**AIM OF THE TASK**
Below are some records. Count the lines with "stolního" in them and give nothing but the total.

======== SUPPLIED ENTRIES ========

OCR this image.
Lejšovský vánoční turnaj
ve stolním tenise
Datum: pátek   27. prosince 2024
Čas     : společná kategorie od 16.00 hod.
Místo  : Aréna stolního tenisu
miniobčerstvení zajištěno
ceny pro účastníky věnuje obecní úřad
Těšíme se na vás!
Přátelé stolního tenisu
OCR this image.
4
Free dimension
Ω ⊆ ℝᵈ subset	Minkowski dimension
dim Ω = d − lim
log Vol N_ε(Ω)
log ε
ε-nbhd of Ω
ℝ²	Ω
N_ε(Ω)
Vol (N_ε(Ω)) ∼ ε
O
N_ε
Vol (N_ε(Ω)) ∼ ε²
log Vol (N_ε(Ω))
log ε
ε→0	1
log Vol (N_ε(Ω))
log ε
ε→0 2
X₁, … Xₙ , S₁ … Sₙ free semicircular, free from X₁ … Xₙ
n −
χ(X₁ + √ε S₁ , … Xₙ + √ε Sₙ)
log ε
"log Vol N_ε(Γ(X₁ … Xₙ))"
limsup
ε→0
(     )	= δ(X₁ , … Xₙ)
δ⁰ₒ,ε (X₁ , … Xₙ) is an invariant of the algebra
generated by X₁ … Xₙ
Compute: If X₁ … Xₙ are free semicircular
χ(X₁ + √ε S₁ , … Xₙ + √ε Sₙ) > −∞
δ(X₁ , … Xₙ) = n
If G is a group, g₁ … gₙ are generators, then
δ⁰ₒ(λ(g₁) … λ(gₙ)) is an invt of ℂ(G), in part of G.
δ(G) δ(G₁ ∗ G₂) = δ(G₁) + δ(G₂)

========
======== SUPPLIED ENTRIES ========

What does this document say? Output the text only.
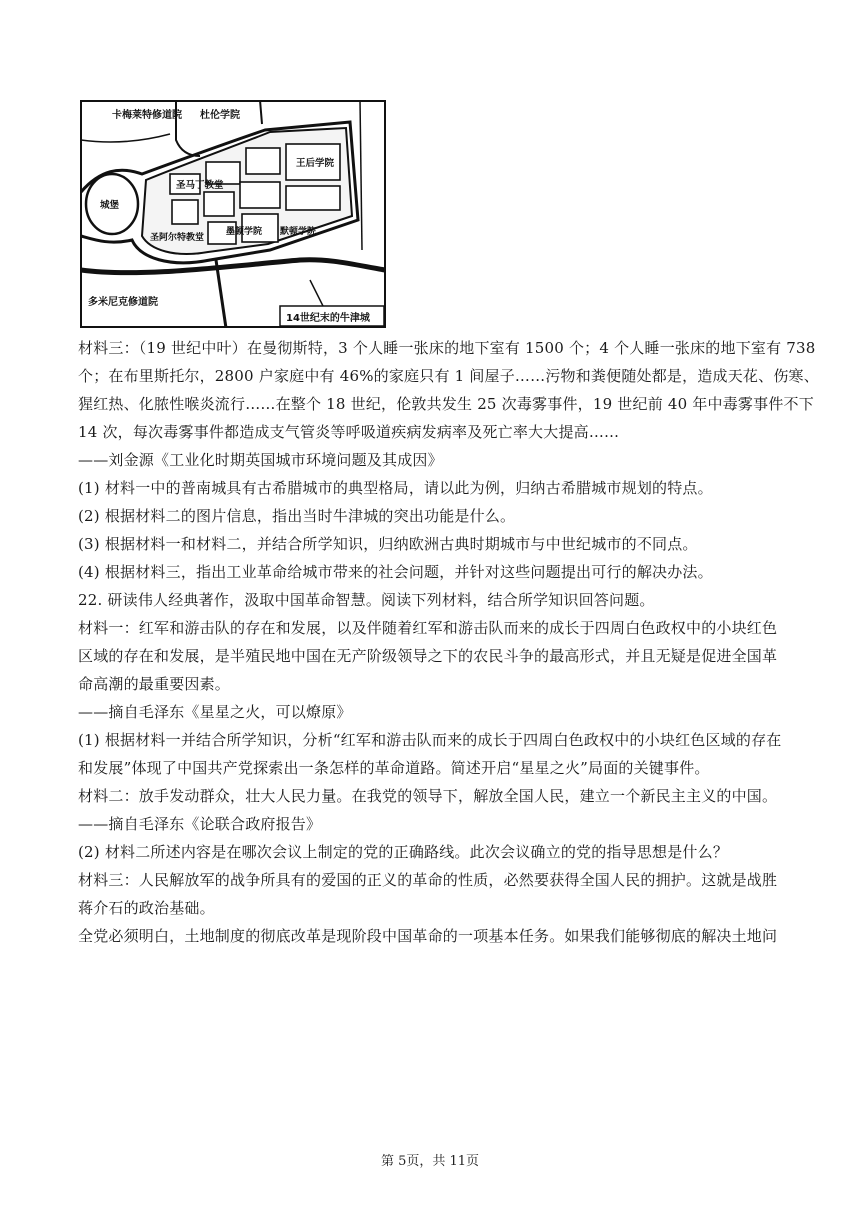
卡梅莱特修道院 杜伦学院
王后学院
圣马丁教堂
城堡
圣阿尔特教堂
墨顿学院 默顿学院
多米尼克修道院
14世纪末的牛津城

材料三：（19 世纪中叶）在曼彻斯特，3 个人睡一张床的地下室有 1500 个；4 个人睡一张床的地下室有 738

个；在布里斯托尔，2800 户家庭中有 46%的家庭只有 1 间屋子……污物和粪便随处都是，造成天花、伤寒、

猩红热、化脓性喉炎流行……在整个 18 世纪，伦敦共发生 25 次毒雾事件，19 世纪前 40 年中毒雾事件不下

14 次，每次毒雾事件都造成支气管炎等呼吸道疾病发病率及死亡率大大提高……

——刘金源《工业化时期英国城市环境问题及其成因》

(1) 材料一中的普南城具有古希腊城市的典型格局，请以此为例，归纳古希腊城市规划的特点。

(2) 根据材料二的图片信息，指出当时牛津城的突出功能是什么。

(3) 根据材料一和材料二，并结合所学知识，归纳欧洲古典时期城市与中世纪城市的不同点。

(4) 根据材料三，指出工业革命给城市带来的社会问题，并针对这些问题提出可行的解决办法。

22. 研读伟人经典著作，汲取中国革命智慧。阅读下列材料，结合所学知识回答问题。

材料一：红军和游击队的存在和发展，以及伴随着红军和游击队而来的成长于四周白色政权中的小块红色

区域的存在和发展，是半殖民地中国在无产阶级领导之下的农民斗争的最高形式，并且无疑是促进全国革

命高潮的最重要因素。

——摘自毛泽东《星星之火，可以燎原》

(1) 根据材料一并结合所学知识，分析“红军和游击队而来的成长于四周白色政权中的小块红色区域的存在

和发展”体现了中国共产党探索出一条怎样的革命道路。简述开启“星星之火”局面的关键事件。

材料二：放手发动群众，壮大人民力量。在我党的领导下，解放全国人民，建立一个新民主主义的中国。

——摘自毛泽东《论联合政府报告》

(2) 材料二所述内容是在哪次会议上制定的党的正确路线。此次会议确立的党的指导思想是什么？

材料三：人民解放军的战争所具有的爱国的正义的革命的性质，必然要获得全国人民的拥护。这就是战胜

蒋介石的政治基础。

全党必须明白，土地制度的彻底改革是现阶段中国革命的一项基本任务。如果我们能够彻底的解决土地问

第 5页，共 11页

========

**WORKED SOLUTION**
2